▶ STATED TASK:
Pull every line of the entries that has the word "true".

▶ INPUT DATA:
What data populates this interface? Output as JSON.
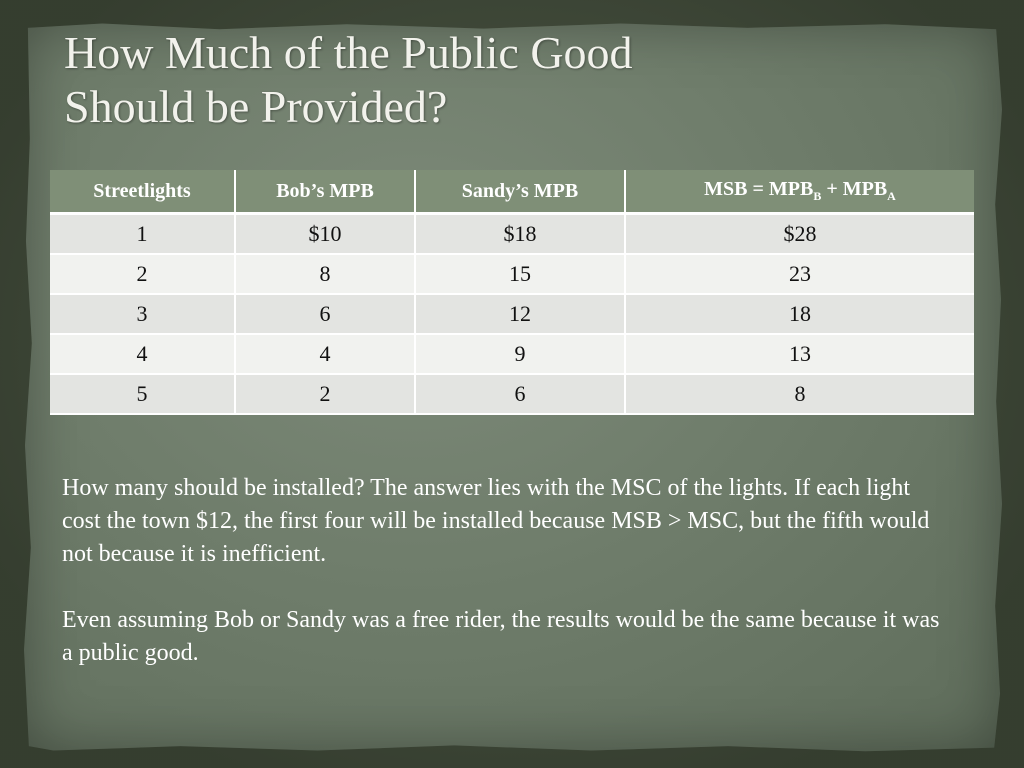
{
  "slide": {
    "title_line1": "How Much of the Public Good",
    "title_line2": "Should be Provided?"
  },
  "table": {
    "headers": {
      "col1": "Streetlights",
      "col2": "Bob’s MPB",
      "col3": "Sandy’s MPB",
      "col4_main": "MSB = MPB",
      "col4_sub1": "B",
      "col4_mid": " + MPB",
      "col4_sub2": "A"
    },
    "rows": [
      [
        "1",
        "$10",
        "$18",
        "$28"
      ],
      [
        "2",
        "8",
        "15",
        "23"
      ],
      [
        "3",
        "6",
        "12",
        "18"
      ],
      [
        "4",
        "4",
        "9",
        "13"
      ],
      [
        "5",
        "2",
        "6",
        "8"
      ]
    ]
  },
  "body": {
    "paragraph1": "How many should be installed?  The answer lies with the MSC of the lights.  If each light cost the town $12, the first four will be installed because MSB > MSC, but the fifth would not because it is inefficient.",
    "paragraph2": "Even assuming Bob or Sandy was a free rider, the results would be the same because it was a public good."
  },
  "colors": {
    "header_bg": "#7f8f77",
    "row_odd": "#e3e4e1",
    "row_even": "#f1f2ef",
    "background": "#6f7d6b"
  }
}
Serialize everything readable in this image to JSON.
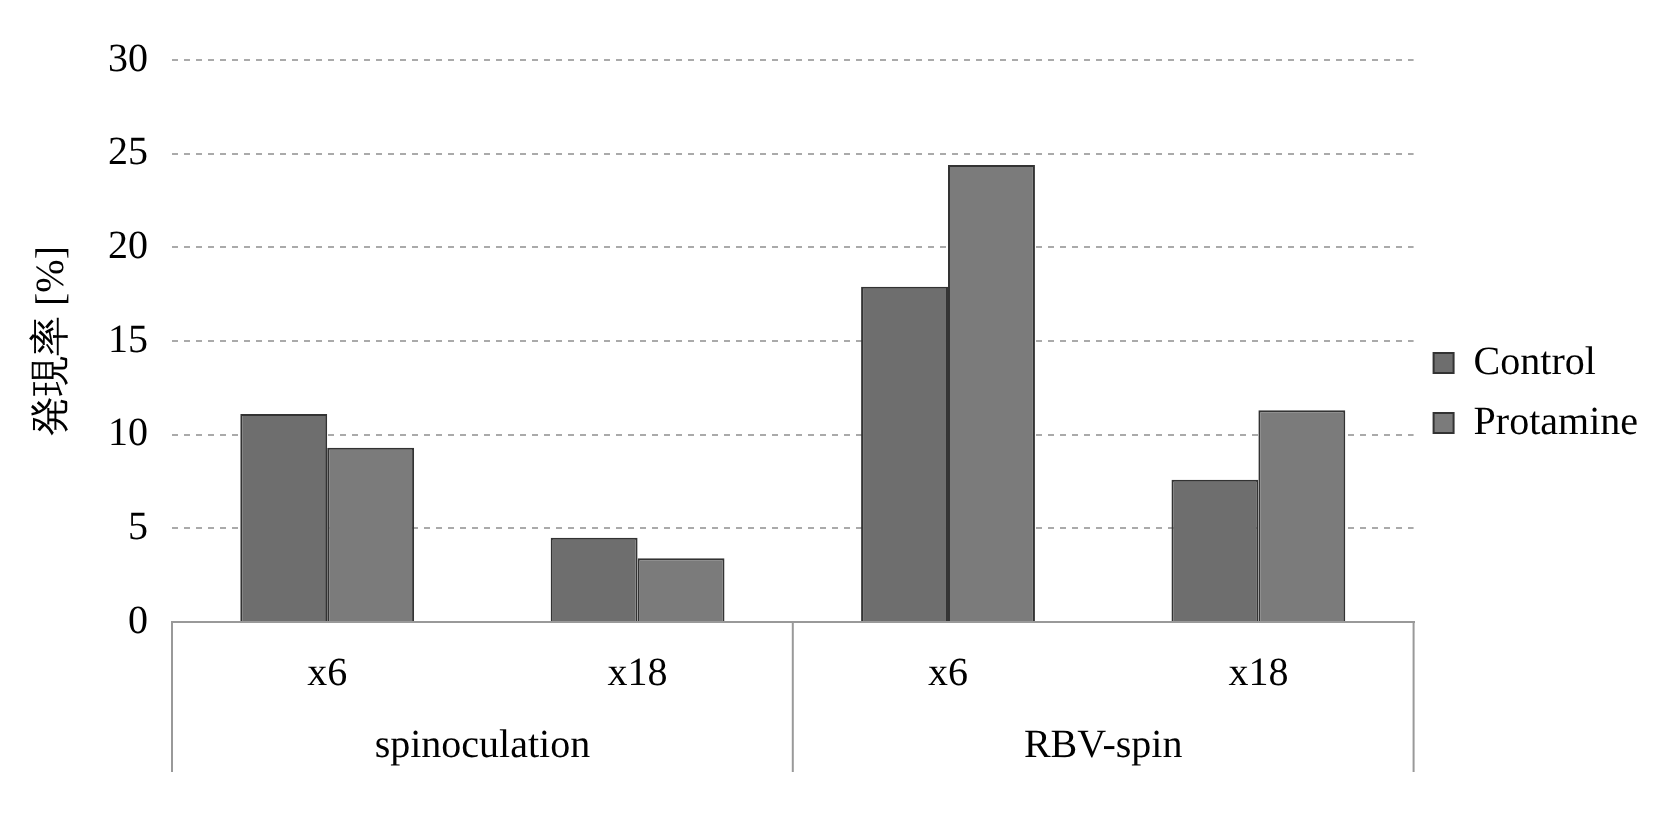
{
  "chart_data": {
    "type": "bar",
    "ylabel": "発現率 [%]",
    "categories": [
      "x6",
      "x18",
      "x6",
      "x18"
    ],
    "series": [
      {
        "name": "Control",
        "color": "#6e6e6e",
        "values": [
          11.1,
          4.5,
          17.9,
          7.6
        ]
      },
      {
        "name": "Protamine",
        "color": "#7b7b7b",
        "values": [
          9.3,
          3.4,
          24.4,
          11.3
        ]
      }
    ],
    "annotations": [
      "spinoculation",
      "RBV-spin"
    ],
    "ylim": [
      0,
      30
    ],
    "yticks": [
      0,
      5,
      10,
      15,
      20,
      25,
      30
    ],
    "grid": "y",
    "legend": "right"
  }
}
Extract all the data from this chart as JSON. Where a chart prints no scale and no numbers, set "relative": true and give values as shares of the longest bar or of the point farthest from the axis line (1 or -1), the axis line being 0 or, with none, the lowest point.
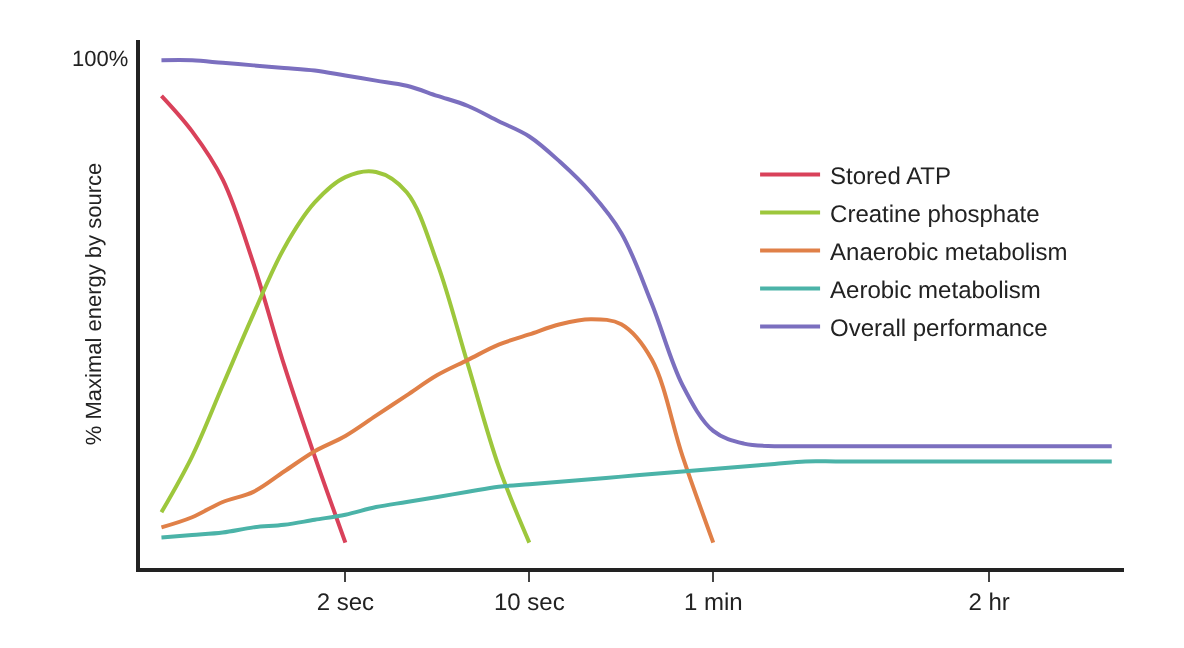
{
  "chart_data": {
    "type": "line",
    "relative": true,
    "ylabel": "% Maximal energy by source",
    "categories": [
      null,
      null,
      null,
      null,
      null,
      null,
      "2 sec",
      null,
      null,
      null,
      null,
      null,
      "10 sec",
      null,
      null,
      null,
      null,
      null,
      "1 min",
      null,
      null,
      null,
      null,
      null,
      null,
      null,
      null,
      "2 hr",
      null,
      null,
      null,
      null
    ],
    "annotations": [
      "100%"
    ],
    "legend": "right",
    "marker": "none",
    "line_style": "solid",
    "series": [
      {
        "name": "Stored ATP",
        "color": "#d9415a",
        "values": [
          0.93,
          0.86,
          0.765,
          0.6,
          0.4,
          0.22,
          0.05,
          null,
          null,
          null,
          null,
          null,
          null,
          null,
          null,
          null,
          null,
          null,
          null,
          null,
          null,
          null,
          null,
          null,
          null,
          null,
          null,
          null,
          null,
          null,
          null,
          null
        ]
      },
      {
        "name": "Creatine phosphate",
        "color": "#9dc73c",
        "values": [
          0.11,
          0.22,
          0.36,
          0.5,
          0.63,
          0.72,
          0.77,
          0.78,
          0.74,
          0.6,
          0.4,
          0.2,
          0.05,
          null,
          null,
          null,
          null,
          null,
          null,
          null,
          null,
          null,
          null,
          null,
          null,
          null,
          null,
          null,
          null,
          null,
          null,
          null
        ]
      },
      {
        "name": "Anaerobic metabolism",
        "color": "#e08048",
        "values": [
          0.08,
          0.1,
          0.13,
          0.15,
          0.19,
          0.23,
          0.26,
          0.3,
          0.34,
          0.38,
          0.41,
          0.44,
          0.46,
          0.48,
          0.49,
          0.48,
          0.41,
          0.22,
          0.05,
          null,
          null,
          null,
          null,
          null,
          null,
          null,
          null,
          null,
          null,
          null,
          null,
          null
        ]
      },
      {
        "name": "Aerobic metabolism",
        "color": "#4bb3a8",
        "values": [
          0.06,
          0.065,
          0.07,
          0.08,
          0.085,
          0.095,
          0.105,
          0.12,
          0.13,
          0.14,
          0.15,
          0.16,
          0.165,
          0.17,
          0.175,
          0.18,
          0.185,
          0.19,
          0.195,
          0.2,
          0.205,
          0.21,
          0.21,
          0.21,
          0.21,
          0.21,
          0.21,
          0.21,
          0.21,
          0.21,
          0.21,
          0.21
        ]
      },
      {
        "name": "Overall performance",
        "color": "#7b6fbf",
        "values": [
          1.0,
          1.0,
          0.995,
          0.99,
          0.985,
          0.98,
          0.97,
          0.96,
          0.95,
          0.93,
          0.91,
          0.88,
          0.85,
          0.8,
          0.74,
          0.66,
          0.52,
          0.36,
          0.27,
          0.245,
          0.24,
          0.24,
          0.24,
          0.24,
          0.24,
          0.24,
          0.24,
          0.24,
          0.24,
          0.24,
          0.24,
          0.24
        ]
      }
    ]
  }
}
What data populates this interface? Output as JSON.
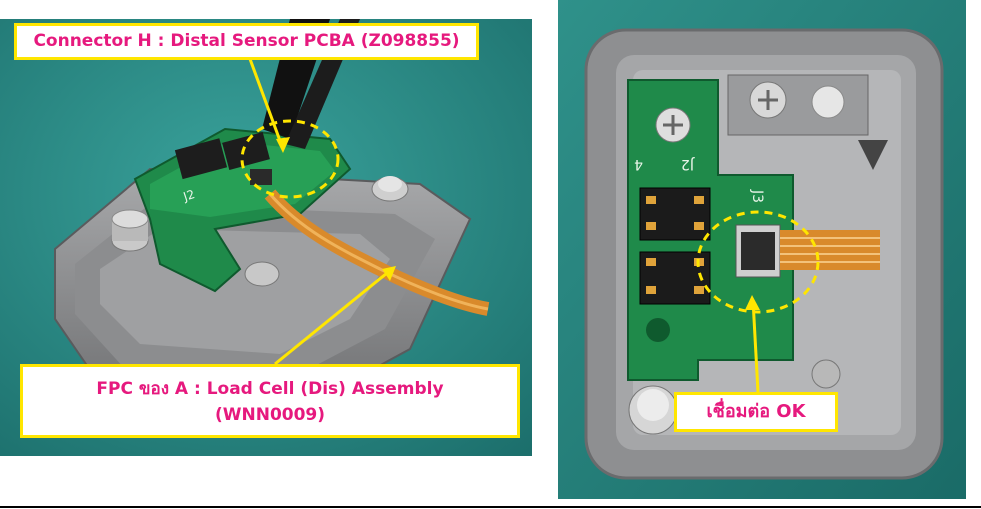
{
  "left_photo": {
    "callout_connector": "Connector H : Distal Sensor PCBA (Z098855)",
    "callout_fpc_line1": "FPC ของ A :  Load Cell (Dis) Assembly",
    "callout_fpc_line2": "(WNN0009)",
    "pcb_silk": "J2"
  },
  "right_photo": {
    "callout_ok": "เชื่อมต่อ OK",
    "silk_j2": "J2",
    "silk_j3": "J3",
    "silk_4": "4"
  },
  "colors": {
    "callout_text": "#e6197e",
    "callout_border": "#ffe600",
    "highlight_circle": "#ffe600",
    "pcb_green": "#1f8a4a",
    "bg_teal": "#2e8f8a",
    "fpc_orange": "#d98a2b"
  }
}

▶ WRITTEN RESPONSE:
Extract all the data from this chart as JSON. Where a chart prints no scale and no numbers, set "relative": true and give values as shares of the longest bar or of the point farthest from the axis line (1 or -1), the axis line being 0 or, with none, the lowest point.
    "relative": true,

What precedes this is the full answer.